**WHAT NEEDS TO BE DONE**
The line that contains "Transcribe the text in this document." and every line after it, down to the last one, must be restated word for word, with no pictures.

**RECORDS PROVIDED**
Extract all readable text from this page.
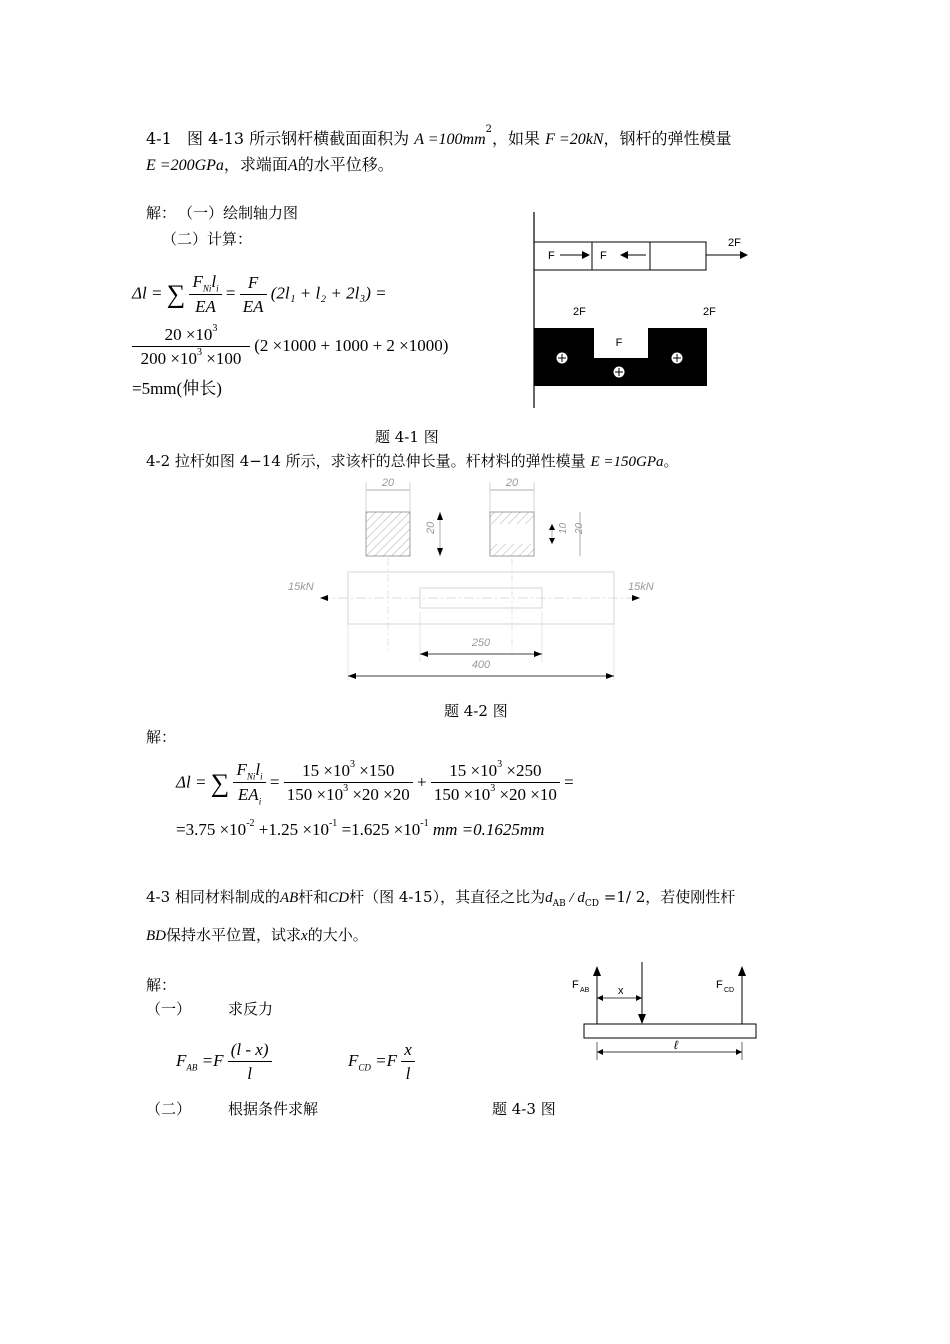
4-1 图 4-13 所示钢杆横截面面积为 $A =100mm^2$，如果 F =20kN，钢杆的弹性模量
E =200GPa，求端面A的水平位移。
解： （一）绘制轴力图
（二）计算：
Δl = ∑ $\frac{F_{Ni}l_i}{EA} = \frac{F}{EA} (2l_1 + l_2 + 2l_3)$ =
$\frac{20 \times 10^3}{200 \times 10^3 \times 100} (2 \times 1000 + 1000 + 2 \times 1000)$
=5mm(伸长)
F	F
2F
2F	2F
F
题 4-1 图
4-2 拉杆如图 4−14 所示，求该杆的总伸长量。杆材料的弹性模量 E =150GPa。
20
20
20
10 20
15kN	15kN
250
400
题 4-2 图
解：
Δl = ∑ $\frac{F_{Ni}l_i}{EA_i} = \frac{15 \times 10^3 \times 150}{150 \times 10^3 \times 20 \times 20} + \frac{15 \times 10^3 \times 250}{150 \times 10^3 \times 20 \times 10}$ =
$=3.75 \times 10^{-2} +1.25 \times 10^{-1} =1.625 \times 10^{-1}$ mm =0.1625mm
4-3 相同材料制成的AB杆和CD杆（图 4-15），其直径之比为$d_{AB} / d_{CD} =1/$ 2，若使刚性杆
BD保持水平位置，试求x的大小。
解：
（一） 求反力
$F_{AB} =F \frac{(l - x)}{l}$	$F_{CD} =F \frac{x}{l}$
（二） 根据条件求解	题 4-3 图
x
F AB	F CD
ℓ
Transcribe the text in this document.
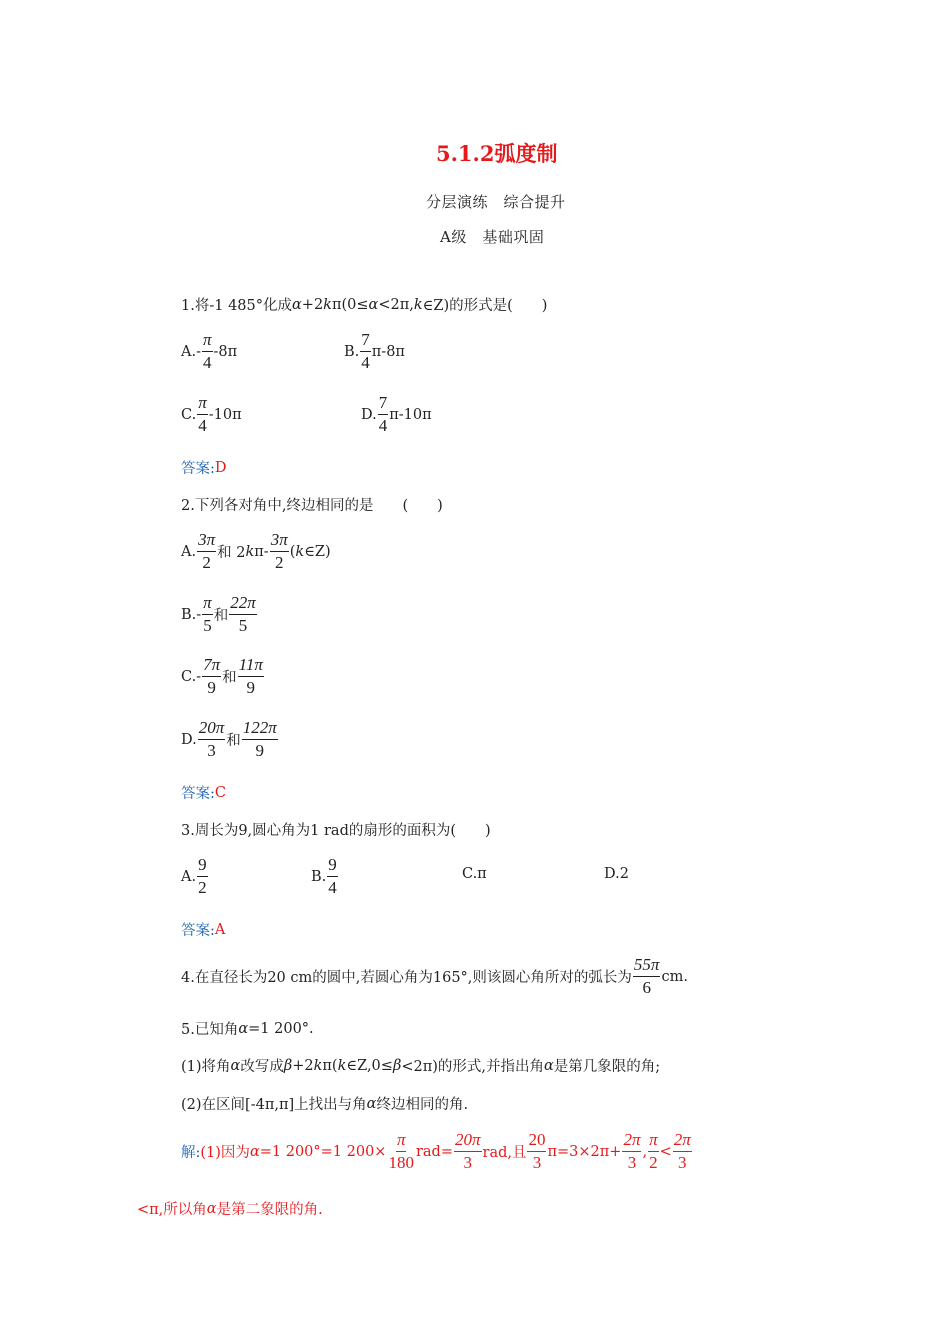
5.1.2弧度制
分层演练　综合提升
A级　基础巩固
1.将-1 485°化成 α +2 k π(0≤ α <2π, k ∈Z)的形式是(　　)
$A.- \frac{\pi}{4} -8\pi$	B. $\frac{7}{4} \pi-8\pi$
C. $\frac{\pi}{4} -10\pi$	D. $\frac{7}{4} \pi-10\pi$
答案: D
2.下列各对角中,终边相同的是　　(　　)
A. $\frac{3\pi}{2}$ 和 2 k $\pi- \frac{3\pi}{2}$ ( k ∈Z)
$B.- \frac{\pi}{5}$ 和 $\frac{22\pi}{5}$
$C.- \frac{7\pi}{9}$ 和 $\frac{11\pi}{9}$
D. $\frac{20\pi}{3}$ 和 $\frac{122\pi}{9}$
答案: C
3.周长为9,圆心角为1 rad的扇形的面积为(　　)
A. $\frac{9}{2}$	B. $\frac{9}{4}$	C.π	D.2
答案: A
4.在直径长为20 cm的圆中,若圆心角为165°,则该圆心角所对的弧长为 $\frac{55\pi}{6}$ cm.
5.已知角 α =1 200°.
(1)将角 α 改写成 β +2 k π( k ∈Z,0≤ β <2π)的形式,并指出角 α 是第几象限的角;
(2)在区间[-4π,π]上找出与角 α 终边相同的角.
解: (1)因为 α =1 200°=1 $200\times \frac{\pi}{180} rad= \frac{20\pi}{3}$ rad,且 $\frac{20}{3} \pi=3\times 2\pi+ \frac{2\pi}{3}$ , $\frac{\pi}{2} < \frac{2\pi}{3}$
<π,所以角 α 是第二象限的角.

**FULL OUTPUT**
Transcribe the text in this document.
5.1.2弧度制
分层演练　综合提升
A级　基础巩固
1.将-1 485°化成 α +2 k π(0≤ α <2π, k ∈Z)的形式是(　　)
$A.- \frac{\pi}{4} -8\pi$	B. $\frac{7}{4} \pi-8\pi$
C. $\frac{\pi}{4} -10\pi$	D. $\frac{7}{4} \pi-10\pi$
答案: D
2.下列各对角中,终边相同的是　　(　　)
A. $\frac{3\pi}{2}$ 和 2 k $\pi- \frac{3\pi}{2}$ ( k ∈Z)
$B.- \frac{\pi}{5}$ 和 $\frac{22\pi}{5}$
$C.- \frac{7\pi}{9}$ 和 $\frac{11\pi}{9}$
D. $\frac{20\pi}{3}$ 和 $\frac{122\pi}{9}$
答案: C
3.周长为9,圆心角为1 rad的扇形的面积为(　　)
A. $\frac{9}{2}$	B. $\frac{9}{4}$	C.π	D.2
答案: A
4.在直径长为20 cm的圆中,若圆心角为165°,则该圆心角所对的弧长为 $\frac{55\pi}{6}$ cm.
5.已知角 α =1 200°.
(1)将角 α 改写成 β +2 k π( k ∈Z,0≤ β <2π)的形式,并指出角 α 是第几象限的角;
(2)在区间[-4π,π]上找出与角 α 终边相同的角.
解: (1)因为 α =1 200°=1 $200\times \frac{\pi}{180} rad= \frac{20\pi}{3}$ rad,且 $\frac{20}{3} \pi=3\times 2\pi+ \frac{2\pi}{3}$ , $\frac{\pi}{2} < \frac{2\pi}{3}$
<π,所以角 α 是第二象限的角.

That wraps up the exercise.